Reproduce all the lines below exactly and omit the images.

═════ Dataset content

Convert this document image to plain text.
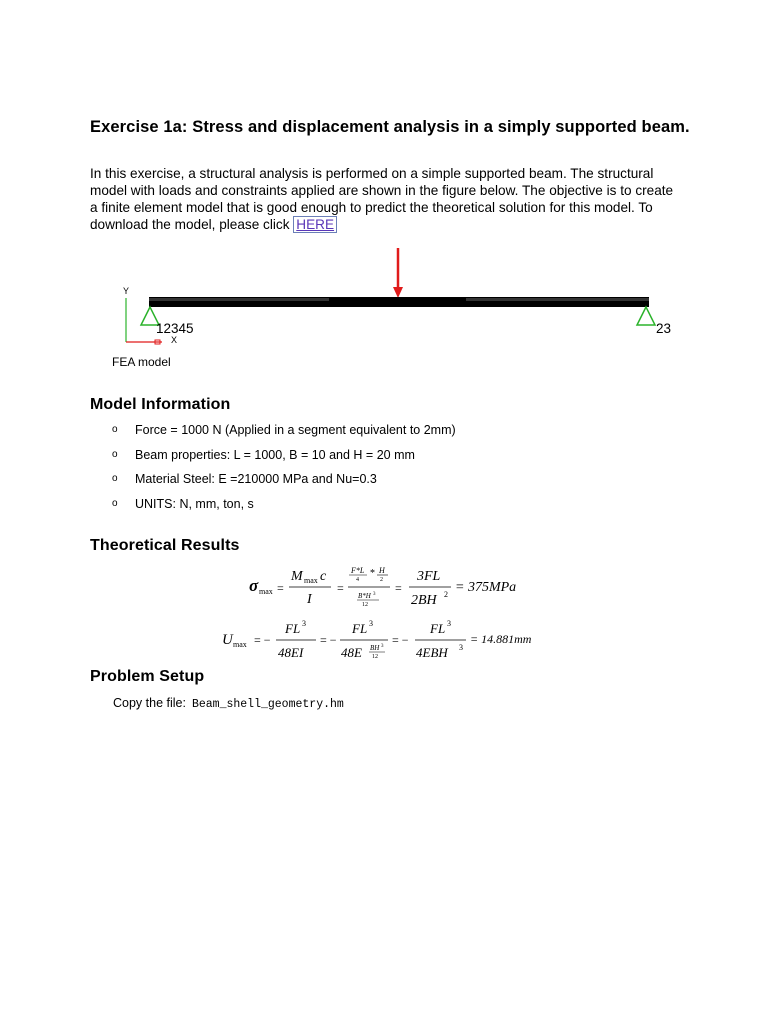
Exercise 1a: Stress and displacement analysis in a simply supported beam.

In this exercise, a structural analysis is performed on a simple supported beam. The structural model with loads and constraints applied are shown in the figure below. The objective is to create a finite element model that is good enough to predict the theoretical solution for this model. To download the model, please click HERE

Y
X
12345	23
FEA model
Model Information
o Force = 1000 N (Applied in a segment equivalent to 2mm)
o Beam properties: L = 1000, B = 10 and H = 20 mm
o Material Steel: E =210000 MPa and Nu=0.3
o UNITS: N, mm, ton, s
Theoretical Results
σ max =
M max c
I
=
F*L
4
* H
2
B*H 3
12
=
3FL
2BH 2 = 375MPa
U max = −
FL 3
48EI
= −
FL 3
48E BH 3
12
= −
FL 3
4EBH 3
= 14.881mm
Problem Setup
Copy the file: Beam_shell_geometry.hm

══════════

• [Task solution]
Convert this document image to plain text.
Exercise 1a: Stress and displacement analysis in a simply supported beam.

In this exercise, a structural analysis is performed on a simple supported beam. The structural model with loads and constraints applied are shown in the figure below. The objective is to create a finite element model that is good enough to predict the theoretical solution for this model. To download the model, please click HERE

Y
X
12345	23
FEA model
Model Information
o Force = 1000 N (Applied in a segment equivalent to 2mm)
o Beam properties: L = 1000, B = 10 and H = 20 mm
o Material Steel: E =210000 MPa and Nu=0.3
o UNITS: N, mm, ton, s
Theoretical Results
σ max =
M max c
I
=
F*L
4
* H
2
B*H 3
12
=
3FL
2BH 2 = 375MPa
U max = −
FL 3
48EI
= −
FL 3
48E BH 3
12
= −
FL 3
4EBH 3
= 14.881mm
Problem Setup
Copy the file: Beam_shell_geometry.hm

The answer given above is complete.